| WHAT IS BEING ASKED |
Search the data for the string "subtitle" and extract every line where it appears.

>> Begin DATA SUPPLIED

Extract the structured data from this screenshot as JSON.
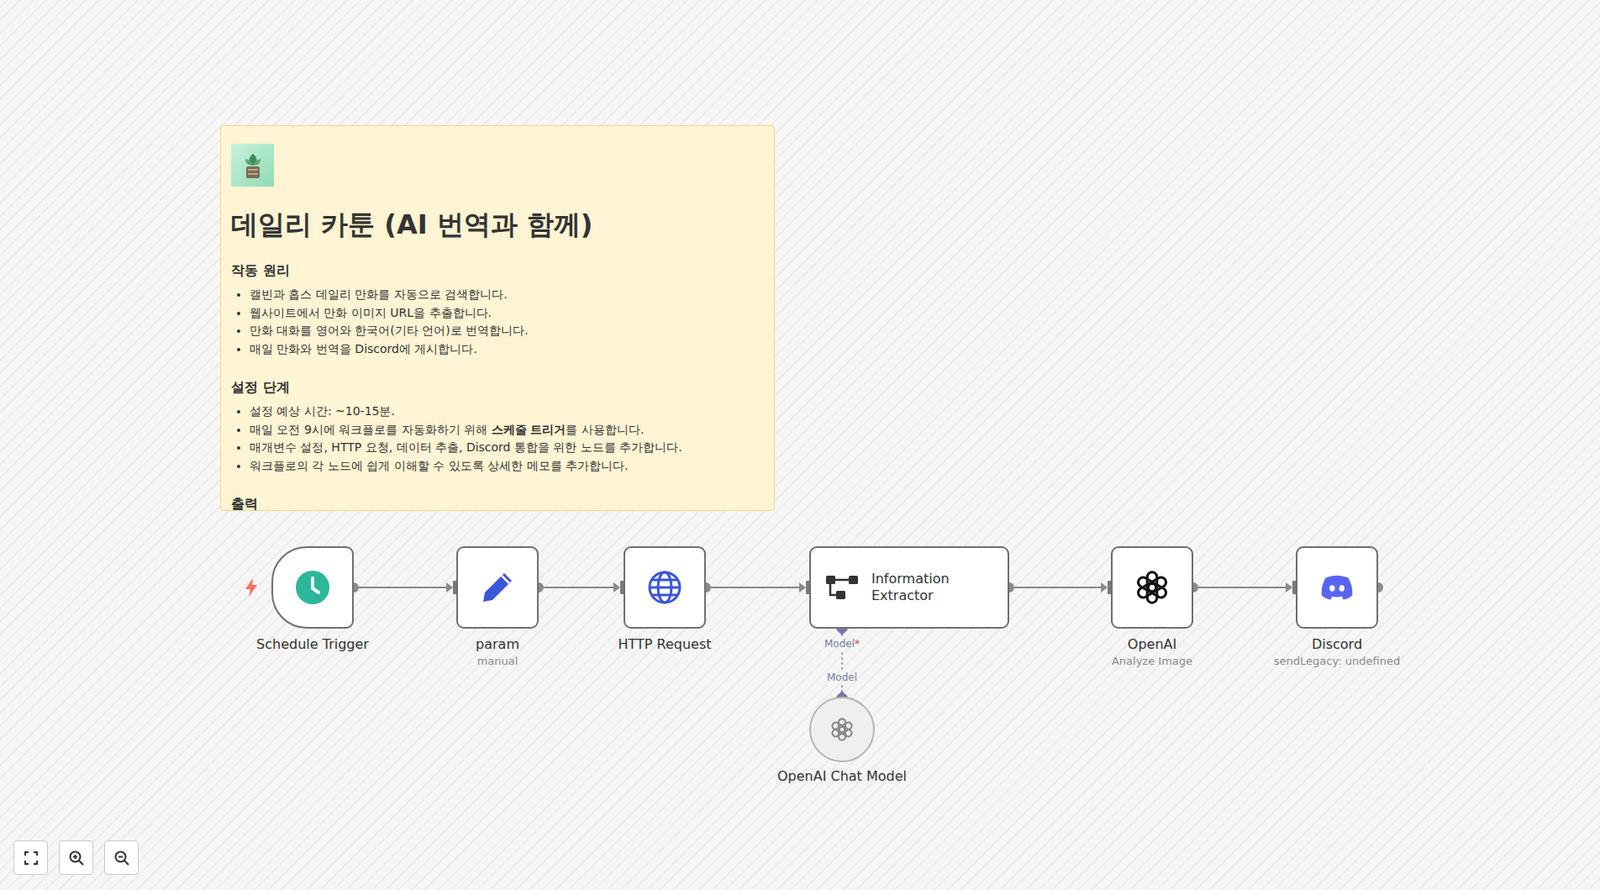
{
  "note": {
    "title": "데일리 카툰 (AI 번역과 함께)",
    "sections": [
      {
        "heading": "작동 원리",
        "items": [
          [
            {
              "text": "캘빈과 홉스 데일리 만화를 자동으로 검색합니다.",
              "bold": false
            }
          ],
          [
            {
              "text": "웹사이트에서 만화 이미지 URL을 추출합니다.",
              "bold": false
            }
          ],
          [
            {
              "text": "만화 대화를 영어와 한국어(기타 언어)로 번역합니다.",
              "bold": false
            }
          ],
          [
            {
              "text": "매일 만화와 번역을 Discord에 게시합니다.",
              "bold": false
            }
          ]
        ]
      },
      {
        "heading": "설정 단계",
        "items": [
          [
            {
              "text": "설정 예상 시간: ~10-15분.",
              "bold": false
            }
          ],
          [
            {
              "text": "매일 오전 9시에 워크플로를 자동화하기 위해 ",
              "bold": false
            },
            {
              "text": "스케줄 트리거",
              "bold": true
            },
            {
              "text": "를 사용합니다.",
              "bold": false
            }
          ],
          [
            {
              "text": "매개변수 설정, HTTP 요청, 데이터 추출, Discord 통합을 위한 노드를 추가합니다.",
              "bold": false
            }
          ],
          [
            {
              "text": "워크플로의 각 노드에 쉽게 이해할 수 있도록 상세한 메모를 추가합니다.",
              "bold": false
            }
          ]
        ]
      },
      {
        "heading": "출력",
        "items": []
      }
    ]
  },
  "nodes": [
    {
      "label": "Schedule Trigger",
      "kind": "schedule"
    },
    {
      "label": "param",
      "subtitle": "manual",
      "kind": "set"
    },
    {
      "label": "HTTP Request",
      "kind": "http"
    },
    {
      "label": "Information Extractor",
      "kind": "extractor"
    },
    {
      "label": "OpenAI",
      "subtitle": "Analyze Image",
      "kind": "openai"
    },
    {
      "label": "Discord",
      "subtitle": "sendLegacy: undefined",
      "kind": "discord"
    }
  ],
  "sub_node": {
    "label": "OpenAI Chat Model",
    "kind": "chat-model"
  },
  "model_port": {
    "label": "Model",
    "required_mark": "*"
  },
  "sub_node_port": {
    "label": "Model"
  },
  "controls": [
    {
      "kind": "fit"
    },
    {
      "kind": "zoom-in"
    },
    {
      "kind": "zoom-out"
    }
  ]
}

>> End DATA SUPPLIED

| OUTPUT OF THE EXERCISE |
      "subtitle": "manual",
      "subtitle": "Analyze Image",
      "subtitle": "sendLegacy: undefined",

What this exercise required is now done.